**Written exercise:**
Find the lines that include the string "this" and report how many there are. Give no other text.

---------- Dataset excerpts ----------

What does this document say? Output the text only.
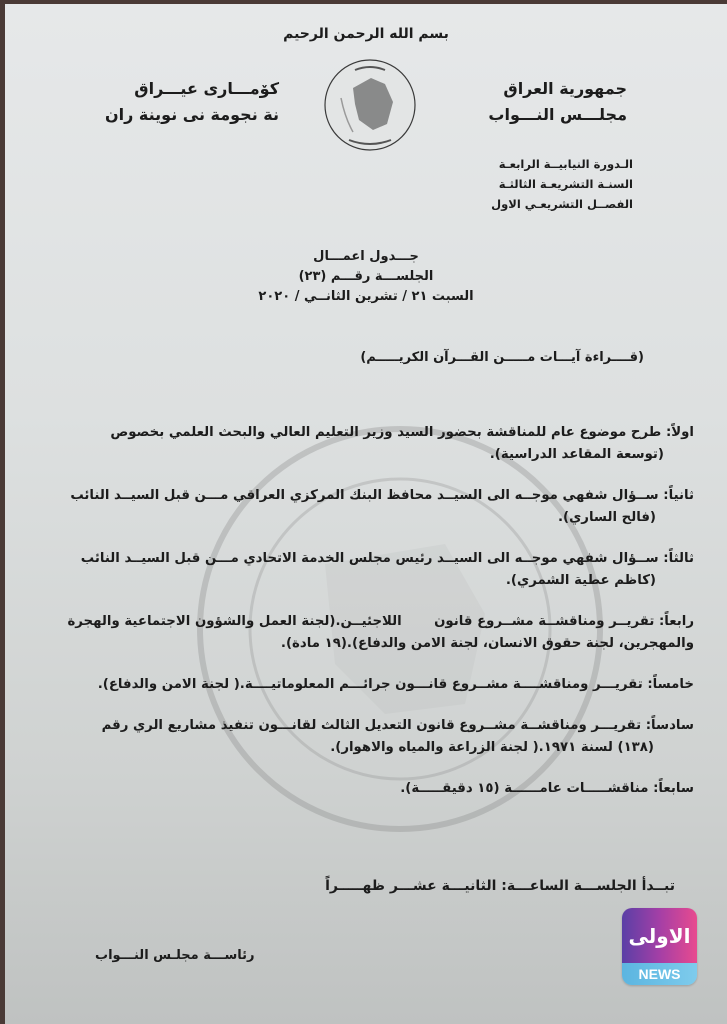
بسم الله الرحمن الرحيم
جمهورية العراق
مجلـــس النـــواب
كۆمـــارى عيـــراق
نة نجومة نى نوينة ران
الـدورة النيابيــة الرابعـة
السنـة التشريعـة الثالثـة
الفصــل التشريعـي الاول
جـــدول اعمـــال
الجلســـة رقـــم (٢٣)
السبت ٢١ / تشرين الثانــي / ٢٠٢٠
(قــــراءة آيـــات مـــــن القـــرآن الكريـــــم)
اولاً: طرح موضوع عام للمناقشة بحضور السيد وزير التعليم العالي والبحث العلمي بخصوص
(توسعة المقاعد الدراسية).
ثانياً: ســؤال شفهي موجــه الى السيــد محافظ البنك المركزي العراقي مـــن قبل السيــد النائب
(فالح الساري).
ثالثاً: ســؤال شفهي موجــه الى السيــد رئيس مجلس الخدمة الاتحادي مـــن قبل السيــد النائب
(كاظم عطية الشمري).
رابعاً: تقريــر ومناقشــة مشــروع قانون       اللاجئيــن.(لجنة العمل والشؤون الاجتماعية والهجرة
والمهجرين، لجنة حقوق الانسان، لجنة الامن والدفاع).(١٩ مادة).
خامساً: تقريـــر ومناقشــــة مشــروع قانـــون جرائـــم المعلوماتيــــة.( لجنة الامن والدفاع).
سادساً: تقريـــر ومناقشــة مشــروع قانون التعديل الثالث لقانـــون تنفيذ مشاريع الري رقم
(١٣٨) لسنة ١٩٧١.( لجنة الزراعة والمياه والاهوار).
سابعاً: مناقشـــــات عامــــــة (١٥ دقيقـــــة).
تبــدأ الجلســـة الساعـــة: الثانيـــة عشـــر ظهـــــراً
رئاســـة مجلـس النـــواب
الاولى
NEWS
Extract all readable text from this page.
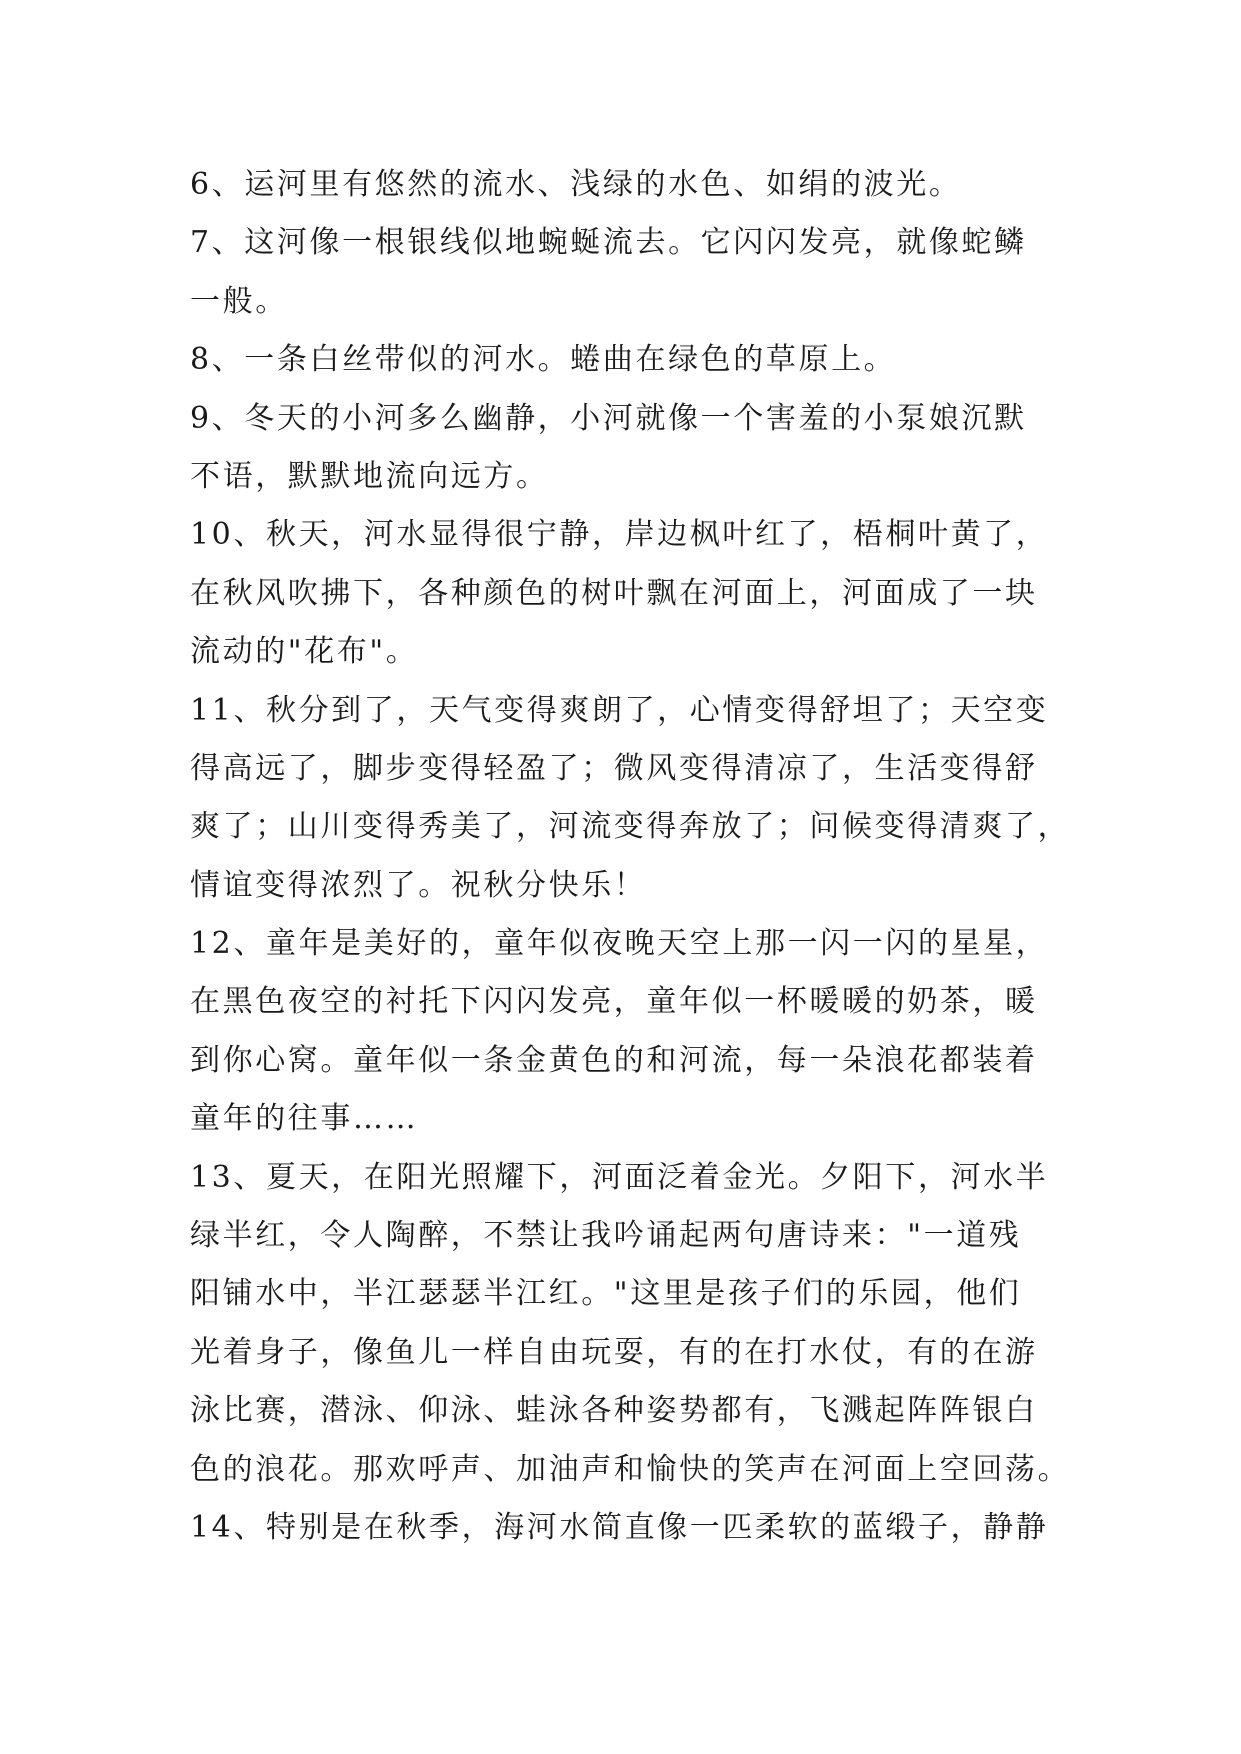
6、运河里有悠然的流水、浅绿的水色、如绢的波光。
7、这河像一根银线似地蜿蜒流去。它闪闪发亮，就像蛇鳞
一般。
8、一条白丝带似的河水。蜷曲在绿色的草原上。
9、冬天的小河多么幽静，小河就像一个害羞的小泵娘沉默
不语，默默地流向远方。
10、秋天，河水显得很宁静，岸边枫叶红了，梧桐叶黄了，
在秋风吹拂下，各种颜色的树叶飘在河面上，河面成了一块
流动的"花布"。
11、秋分到了，天气变得爽朗了，心情变得舒坦了；天空变
得高远了，脚步变得轻盈了；微风变得清凉了，生活变得舒
爽了；山川变得秀美了，河流变得奔放了；问候变得清爽了，
情谊变得浓烈了。祝秋分快乐！
12、童年是美好的，童年似夜晚天空上那一闪一闪的星星，
在黑色夜空的衬托下闪闪发亮，童年似一杯暖暖的奶茶，暖
到你心窝。童年似一条金黄色的和河流，每一朵浪花都装着
童年的往事……
13、夏天，在阳光照耀下，河面泛着金光。夕阳下，河水半
绿半红，令人陶醉，不禁让我吟诵起两句唐诗来："一道残
阳铺水中，半江瑟瑟半江红。"这里是孩子们的乐园，他们
光着身子，像鱼儿一样自由玩耍，有的在打水仗，有的在游
泳比赛，潜泳、仰泳、蛙泳各种姿势都有，飞溅起阵阵银白
色的浪花。那欢呼声、加油声和愉快的笑声在河面上空回荡。
14、特别是在秋季，海河水简直像一匹柔软的蓝缎子，静静
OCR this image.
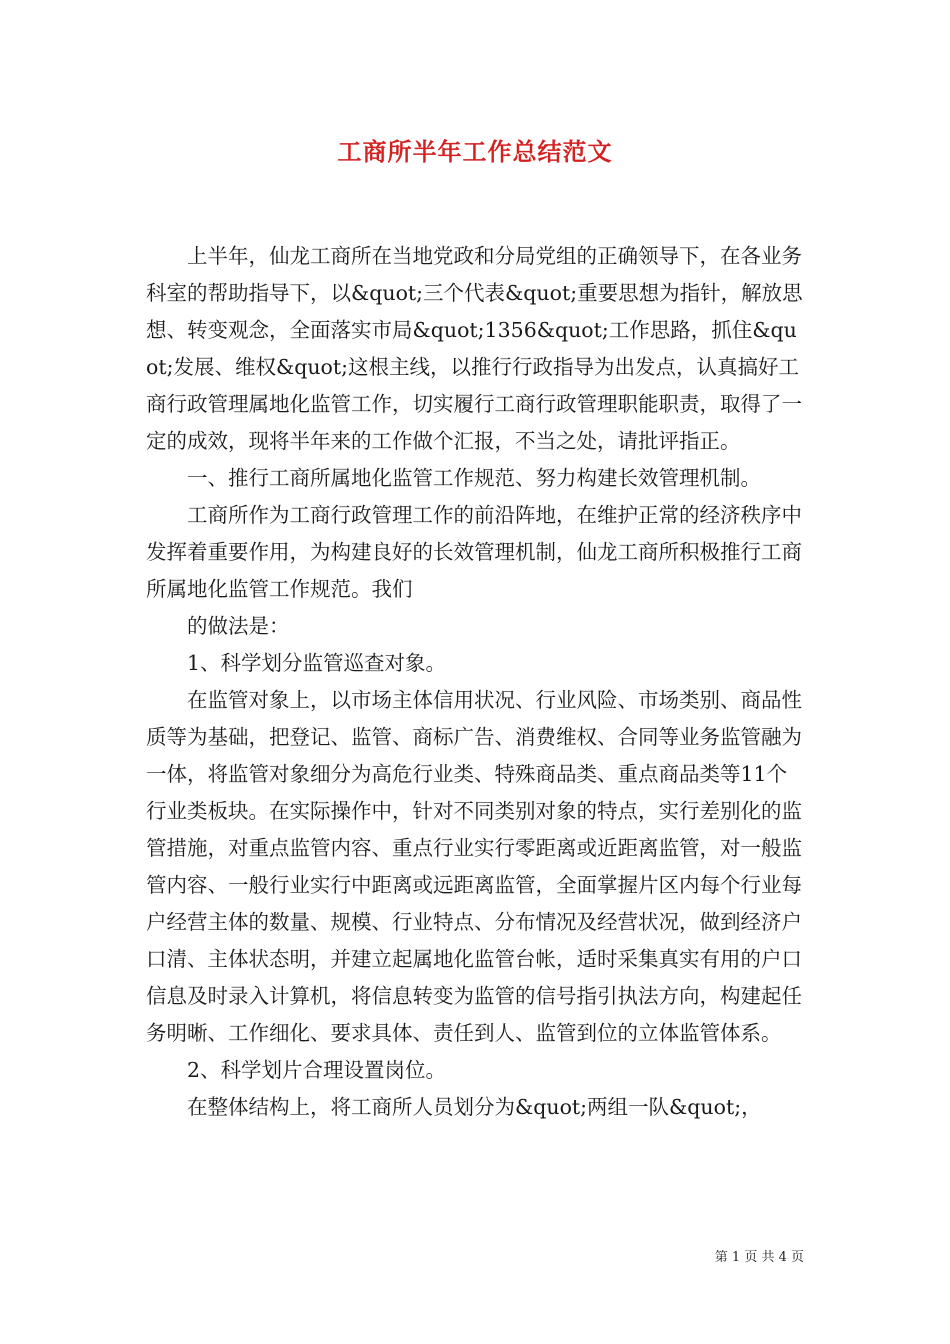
工商所半年工作总结范文

上半年，仙龙工商所在当地党政和分局党组的正确领导下，在各业务科室的帮助指导下，以&quot;三个代表&quot;重要思想为指针，解放思想、转变观念，全面落实市局&quot;1356&quot;工作思路，抓住&quot;发展、维权&quot;这根主线，以推行行政指导为出发点，认真搞好工商行政管理属地化监管工作，切实履行工商行政管理职能职责，取得了一定的成效，现将半年来的工作做个汇报，不当之处，请批评指正。

一、推行工商所属地化监管工作规范、努力构建长效管理机制。

工商所作为工商行政管理工作的前沿阵地，在维护正常的经济秩序中发挥着重要作用，为构建良好的长效管理机制，仙龙工商所积极推行工商所属地化监管工作规范。我们

的做法是：

1、科学划分监管巡查对象。

在监管对象上，以市场主体信用状况、行业风险、市场类别、商品性质等为基础，把登记、监管、商标广告、消费维权、合同等业务监管融为一体，将监管对象细分为高危行业类、特殊商品类、重点商品类等11个行业类板块。在实际操作中，针对不同类别对象的特点，实行差别化的监管措施，对重点监管内容、重点行业实行零距离或近距离监管，对一般监管内容、一般行业实行中距离或远距离监管，全面掌握片区内每个行业每户经营主体的数量、规模、行业特点、分布情况及经营状况，做到经济户口清、主体状态明，并建立起属地化监管台帐，适时采集真实有用的户口信息及时录入计算机，将信息转变为监管的信号指引执法方向，构建起任务明晰、工作细化、要求具体、责任到人、监管到位的立体监管体系。

2、科学划片合理设置岗位。

在整体结构上，将工商所人员划分为&quot;两组一队&quot;，

第 1 页 共 4 页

----------

**Exercise result:**
3